_Quoted passage_:

The further you drive east from Uruguay’s capital, Montevideo, the wilder the landscape becomes, until you arrive in the village of Garzón, population 200. This is where Francis Mallmann, certainly the biggest culinary star in the Latin world, has chosen to open a restaurant and adjoining inn.
But a meal with Mallmann is not just a meal; it’s a dramatic scene of raw, rustic and romantic refinement, as you’ll see over the course of four days in this once-thriving railroad stop whose pueblo buildings have since patinated. The chef’s wild-fire cooking in this remote place, whether it’s with hot stones in a pit or a dome fire for a candlelit dinner in Garzón’s abandoned train station, sends a message about a way of living: Get lost, in the best of ways.

_Dataset entries_:
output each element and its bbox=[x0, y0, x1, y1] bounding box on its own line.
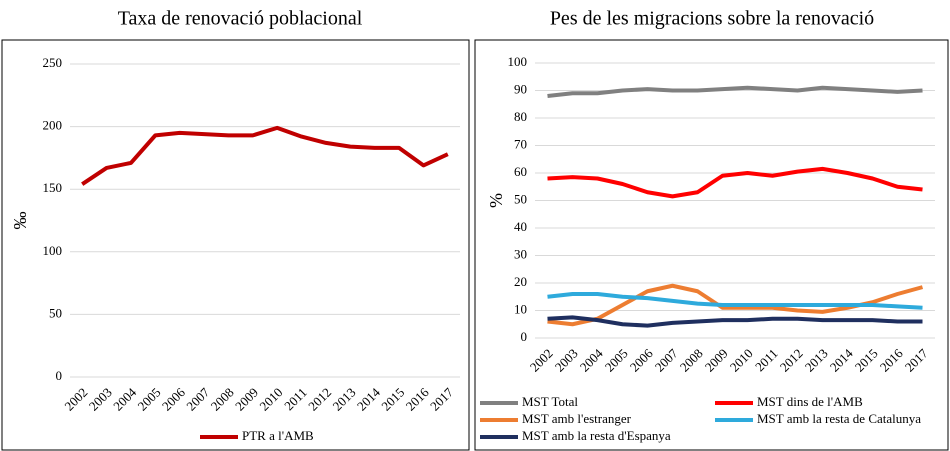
x-tick-label: 2017 bbox=[902, 345, 931, 374]
x-tick-label: 2012 bbox=[777, 346, 806, 375]
x-tick-label: 2003 bbox=[86, 385, 115, 414]
series-line bbox=[81, 125, 449, 186]
x-tick-label: 2002 bbox=[527, 346, 556, 375]
x-tick-label: 2017 bbox=[427, 384, 456, 413]
legend-label: MST dins de l'AMB bbox=[757, 394, 863, 409]
chart-title: Taxa de renovació poblacional bbox=[118, 8, 363, 30]
y-tick-label: 100 bbox=[508, 54, 528, 69]
x-tick-label: 2014 bbox=[354, 384, 383, 413]
panel-frame bbox=[1, 39, 470, 451]
x-tick-label: 2012 bbox=[305, 385, 334, 414]
y-tick-label: 40 bbox=[514, 219, 527, 234]
x-tick-label: 2006 bbox=[159, 384, 188, 413]
x-tick-label: 2006 bbox=[627, 345, 656, 374]
y-tick-label: 80 bbox=[514, 109, 527, 124]
legend-label: MST amb l'estranger bbox=[522, 411, 632, 426]
x-tick-label: 2002 bbox=[61, 385, 90, 414]
x-tick-label: 2015 bbox=[852, 346, 881, 375]
legend-label: MST amb la resta d'Espanya bbox=[522, 428, 671, 443]
y-tick-label: 30 bbox=[514, 246, 527, 261]
y-tick-label: 150 bbox=[43, 180, 63, 195]
y-axis-label: ‰ bbox=[10, 212, 30, 230]
y-tick-label: 200 bbox=[43, 118, 63, 133]
y-tick-label: 50 bbox=[49, 305, 62, 320]
x-tick-label: 2010 bbox=[256, 385, 285, 414]
legend-label: PTR a l'AMB bbox=[242, 428, 314, 443]
x-tick-label: 2015 bbox=[378, 385, 407, 414]
legend-label: MST Total bbox=[522, 394, 578, 409]
y-tick-label: 10 bbox=[514, 301, 527, 316]
series-line bbox=[547, 292, 923, 310]
x-tick-label: 2008 bbox=[677, 346, 706, 375]
x-tick-label: 2008 bbox=[208, 385, 237, 414]
x-tick-label: 2011 bbox=[752, 346, 781, 375]
y-tick-label: 70 bbox=[514, 136, 527, 151]
x-tick-label: 2009 bbox=[232, 385, 261, 414]
x-tick-label: 2016 bbox=[403, 384, 432, 413]
chart-title: Pes de les migracions sobre la renovació bbox=[550, 8, 874, 30]
y-tick-label: 20 bbox=[514, 274, 527, 289]
y-tick-label: 0 bbox=[521, 329, 528, 344]
x-tick-label: 2004 bbox=[577, 345, 606, 374]
y-tick-label: 250 bbox=[43, 55, 63, 70]
y-axis-label: % bbox=[486, 193, 506, 208]
x-tick-label: 2003 bbox=[552, 346, 581, 375]
y-tick-label: 0 bbox=[56, 368, 63, 383]
y-tick-label: 50 bbox=[514, 191, 527, 206]
legend-label: MST amb la resta de Catalunya bbox=[757, 411, 921, 426]
x-tick-label: 2014 bbox=[827, 345, 856, 374]
series-line bbox=[547, 85, 923, 98]
x-tick-label: 2016 bbox=[877, 345, 906, 374]
x-tick-label: 2005 bbox=[135, 385, 164, 414]
series-line bbox=[547, 315, 923, 328]
y-tick-label: 100 bbox=[43, 243, 63, 258]
x-tick-label: 2013 bbox=[330, 385, 359, 414]
y-tick-label: 90 bbox=[514, 81, 527, 96]
y-tick-label: 60 bbox=[514, 164, 527, 179]
x-tick-label: 2007 bbox=[183, 384, 212, 413]
x-tick-label: 2004 bbox=[110, 384, 139, 413]
series-line bbox=[547, 166, 923, 199]
x-tick-label: 2013 bbox=[802, 346, 831, 375]
x-tick-label: 2011 bbox=[281, 385, 310, 414]
x-tick-label: 2009 bbox=[702, 346, 731, 375]
panel-frame bbox=[474, 39, 949, 451]
x-tick-label: 2007 bbox=[652, 345, 681, 374]
x-tick-label: 2005 bbox=[602, 346, 631, 375]
x-tick-label: 2010 bbox=[727, 346, 756, 375]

_Problems to solve_:
1. In the piece about Francis Mallmann's restaurant in Garzón, what is the village's population?
2. Pick up the piece about Francis Mallmann's restaurant in Garzón after its last sentence and carry it forward.

_Task-by-task answers_:
1. 200

2.
We’ll split our group between the five rooms at El Garzón, overlooking our garden and pool, and Casa Anna, a short walk from El Garzón. Both are owned by Mallmann and infused with his unique style.
Go horseback riding with gauchos, the fearless cowboys of South America, and dance tango to live music on the terrace of Restaurant Garzón.
Heidi Lender, founder of nearby CAMPO artist residency program, will lead us on an an art walk through the town’s center.
We anticipate that soon, Uruguay will be a more talked about wine country than Argentina or Chile. Taste why at Bodega Garzón, the region’s first LEED-certified vineyard.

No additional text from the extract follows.